Your assignment:
Only lines with the string "prevention" should be returned from the data below.

**** Material supplied ****

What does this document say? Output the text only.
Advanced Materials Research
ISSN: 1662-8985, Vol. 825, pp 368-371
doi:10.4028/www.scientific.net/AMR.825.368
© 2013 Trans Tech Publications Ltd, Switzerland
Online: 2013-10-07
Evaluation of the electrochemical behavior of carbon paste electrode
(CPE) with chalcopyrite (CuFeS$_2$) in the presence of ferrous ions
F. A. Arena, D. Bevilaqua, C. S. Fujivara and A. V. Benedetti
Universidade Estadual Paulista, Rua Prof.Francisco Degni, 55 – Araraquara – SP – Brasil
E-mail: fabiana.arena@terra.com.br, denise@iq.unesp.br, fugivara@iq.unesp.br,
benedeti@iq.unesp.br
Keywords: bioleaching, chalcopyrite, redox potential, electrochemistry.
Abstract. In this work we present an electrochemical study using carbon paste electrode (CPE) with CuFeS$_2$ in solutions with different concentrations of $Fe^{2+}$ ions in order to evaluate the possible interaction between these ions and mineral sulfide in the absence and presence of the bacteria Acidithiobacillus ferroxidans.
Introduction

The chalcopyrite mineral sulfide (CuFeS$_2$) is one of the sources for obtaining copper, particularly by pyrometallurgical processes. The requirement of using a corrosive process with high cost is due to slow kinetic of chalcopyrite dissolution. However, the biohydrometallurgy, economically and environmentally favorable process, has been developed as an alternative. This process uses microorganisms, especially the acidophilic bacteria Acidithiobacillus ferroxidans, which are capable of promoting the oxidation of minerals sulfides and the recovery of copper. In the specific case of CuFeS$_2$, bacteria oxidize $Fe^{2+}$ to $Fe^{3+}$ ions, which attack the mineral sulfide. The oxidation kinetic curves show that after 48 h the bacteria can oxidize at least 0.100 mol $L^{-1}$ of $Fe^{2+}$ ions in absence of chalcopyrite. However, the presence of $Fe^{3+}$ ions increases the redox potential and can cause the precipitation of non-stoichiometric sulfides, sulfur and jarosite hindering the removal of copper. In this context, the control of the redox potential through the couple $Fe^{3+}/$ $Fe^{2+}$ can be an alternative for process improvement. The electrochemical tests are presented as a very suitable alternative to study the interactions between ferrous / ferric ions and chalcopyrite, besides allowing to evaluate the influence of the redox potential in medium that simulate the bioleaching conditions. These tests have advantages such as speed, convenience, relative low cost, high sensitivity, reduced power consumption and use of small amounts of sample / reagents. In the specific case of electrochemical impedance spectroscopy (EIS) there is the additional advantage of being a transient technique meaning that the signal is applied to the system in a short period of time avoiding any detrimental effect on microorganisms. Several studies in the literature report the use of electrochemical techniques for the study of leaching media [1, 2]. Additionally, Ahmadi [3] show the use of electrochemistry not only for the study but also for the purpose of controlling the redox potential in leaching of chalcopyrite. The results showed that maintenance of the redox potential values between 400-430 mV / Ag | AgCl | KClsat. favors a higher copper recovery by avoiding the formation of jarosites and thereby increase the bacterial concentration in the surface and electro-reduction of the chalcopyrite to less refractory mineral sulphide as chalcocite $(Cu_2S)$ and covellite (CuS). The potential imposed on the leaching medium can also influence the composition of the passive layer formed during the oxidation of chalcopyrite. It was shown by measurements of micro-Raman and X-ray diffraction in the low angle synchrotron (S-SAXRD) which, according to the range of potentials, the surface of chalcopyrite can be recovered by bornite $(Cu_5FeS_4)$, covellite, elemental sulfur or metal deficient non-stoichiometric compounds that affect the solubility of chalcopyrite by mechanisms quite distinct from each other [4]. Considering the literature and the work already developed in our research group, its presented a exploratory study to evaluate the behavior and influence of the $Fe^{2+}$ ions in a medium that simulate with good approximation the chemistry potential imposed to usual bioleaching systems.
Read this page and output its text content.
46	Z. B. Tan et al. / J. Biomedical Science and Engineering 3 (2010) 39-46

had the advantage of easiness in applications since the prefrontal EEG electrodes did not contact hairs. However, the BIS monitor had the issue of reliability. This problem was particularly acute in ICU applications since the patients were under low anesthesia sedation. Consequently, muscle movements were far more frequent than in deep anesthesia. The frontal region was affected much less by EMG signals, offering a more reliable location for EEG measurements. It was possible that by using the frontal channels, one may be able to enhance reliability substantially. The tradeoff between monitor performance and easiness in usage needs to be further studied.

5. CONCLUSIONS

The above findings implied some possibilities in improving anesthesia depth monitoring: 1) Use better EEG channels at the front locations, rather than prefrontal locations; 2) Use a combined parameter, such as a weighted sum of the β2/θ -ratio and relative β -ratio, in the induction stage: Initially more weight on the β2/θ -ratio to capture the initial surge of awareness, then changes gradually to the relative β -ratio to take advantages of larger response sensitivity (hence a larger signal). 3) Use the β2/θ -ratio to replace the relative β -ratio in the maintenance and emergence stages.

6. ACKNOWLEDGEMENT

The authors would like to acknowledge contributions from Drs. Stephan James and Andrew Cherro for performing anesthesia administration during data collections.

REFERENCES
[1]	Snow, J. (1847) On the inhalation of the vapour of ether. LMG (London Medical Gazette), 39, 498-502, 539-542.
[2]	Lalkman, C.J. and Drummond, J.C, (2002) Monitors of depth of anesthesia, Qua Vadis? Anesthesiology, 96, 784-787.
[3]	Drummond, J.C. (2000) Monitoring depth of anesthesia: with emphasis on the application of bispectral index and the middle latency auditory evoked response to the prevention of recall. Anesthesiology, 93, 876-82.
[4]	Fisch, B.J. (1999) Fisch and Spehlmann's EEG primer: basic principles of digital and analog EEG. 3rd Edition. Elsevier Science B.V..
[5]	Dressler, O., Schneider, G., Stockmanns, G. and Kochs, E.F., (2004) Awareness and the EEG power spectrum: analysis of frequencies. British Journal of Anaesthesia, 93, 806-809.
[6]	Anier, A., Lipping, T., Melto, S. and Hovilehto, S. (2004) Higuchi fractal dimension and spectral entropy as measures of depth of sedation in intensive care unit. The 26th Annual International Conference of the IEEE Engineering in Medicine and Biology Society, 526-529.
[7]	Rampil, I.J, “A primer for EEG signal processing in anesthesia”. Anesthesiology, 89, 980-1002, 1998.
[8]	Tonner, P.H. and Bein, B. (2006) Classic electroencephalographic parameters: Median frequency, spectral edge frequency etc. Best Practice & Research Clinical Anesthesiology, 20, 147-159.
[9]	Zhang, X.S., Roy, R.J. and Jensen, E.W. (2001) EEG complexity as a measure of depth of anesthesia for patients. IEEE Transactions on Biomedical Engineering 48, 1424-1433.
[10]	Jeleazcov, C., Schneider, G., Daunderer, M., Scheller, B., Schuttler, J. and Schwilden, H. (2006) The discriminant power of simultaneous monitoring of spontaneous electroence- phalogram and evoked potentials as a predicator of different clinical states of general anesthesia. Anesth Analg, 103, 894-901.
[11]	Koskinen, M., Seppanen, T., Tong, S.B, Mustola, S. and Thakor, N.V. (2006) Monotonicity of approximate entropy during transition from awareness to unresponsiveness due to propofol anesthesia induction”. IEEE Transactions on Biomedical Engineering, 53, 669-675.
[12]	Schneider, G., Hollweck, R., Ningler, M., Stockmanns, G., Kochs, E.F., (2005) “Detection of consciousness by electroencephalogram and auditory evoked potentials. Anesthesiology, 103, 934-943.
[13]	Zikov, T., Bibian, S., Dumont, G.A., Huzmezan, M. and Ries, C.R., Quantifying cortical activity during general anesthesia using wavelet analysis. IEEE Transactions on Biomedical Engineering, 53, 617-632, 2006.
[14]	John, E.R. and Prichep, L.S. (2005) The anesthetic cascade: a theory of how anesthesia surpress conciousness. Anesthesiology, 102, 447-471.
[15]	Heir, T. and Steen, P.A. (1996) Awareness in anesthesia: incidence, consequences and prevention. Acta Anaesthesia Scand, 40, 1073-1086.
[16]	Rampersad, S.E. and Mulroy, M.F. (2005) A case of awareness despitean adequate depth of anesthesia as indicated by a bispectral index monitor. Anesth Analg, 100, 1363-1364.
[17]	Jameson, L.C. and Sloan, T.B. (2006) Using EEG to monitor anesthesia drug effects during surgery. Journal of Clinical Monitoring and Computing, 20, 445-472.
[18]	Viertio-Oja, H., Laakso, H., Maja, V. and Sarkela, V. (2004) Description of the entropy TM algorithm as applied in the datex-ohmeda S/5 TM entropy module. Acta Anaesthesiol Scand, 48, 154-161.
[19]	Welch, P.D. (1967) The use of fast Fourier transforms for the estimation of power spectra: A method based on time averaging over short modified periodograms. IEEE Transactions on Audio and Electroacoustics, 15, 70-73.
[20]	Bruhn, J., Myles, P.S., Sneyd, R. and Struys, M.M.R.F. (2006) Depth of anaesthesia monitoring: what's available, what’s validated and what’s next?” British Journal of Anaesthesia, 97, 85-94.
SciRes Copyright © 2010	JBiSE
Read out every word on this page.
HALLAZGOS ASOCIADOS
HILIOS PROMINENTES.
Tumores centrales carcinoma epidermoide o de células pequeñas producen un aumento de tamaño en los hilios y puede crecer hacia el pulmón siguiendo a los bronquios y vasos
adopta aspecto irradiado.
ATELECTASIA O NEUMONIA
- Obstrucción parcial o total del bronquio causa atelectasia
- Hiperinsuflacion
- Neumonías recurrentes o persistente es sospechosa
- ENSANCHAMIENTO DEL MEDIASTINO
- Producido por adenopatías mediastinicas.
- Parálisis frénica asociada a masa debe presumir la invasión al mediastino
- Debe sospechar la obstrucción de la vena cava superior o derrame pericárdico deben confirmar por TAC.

****

Finished task:
[3]	Drummond, J.C. (2000) Monitoring depth of anesthesia: with emphasis on the application of bispectral index and the middle latency auditory evoked response to the prevention of recall. Anesthesiology, 93, 876-82.
[15]	Heir, T. and Steen, P.A. (1996) Awareness in anesthesia: incidence, consequences and prevention. Acta Anaesthesia Scand, 40, 1073-1086.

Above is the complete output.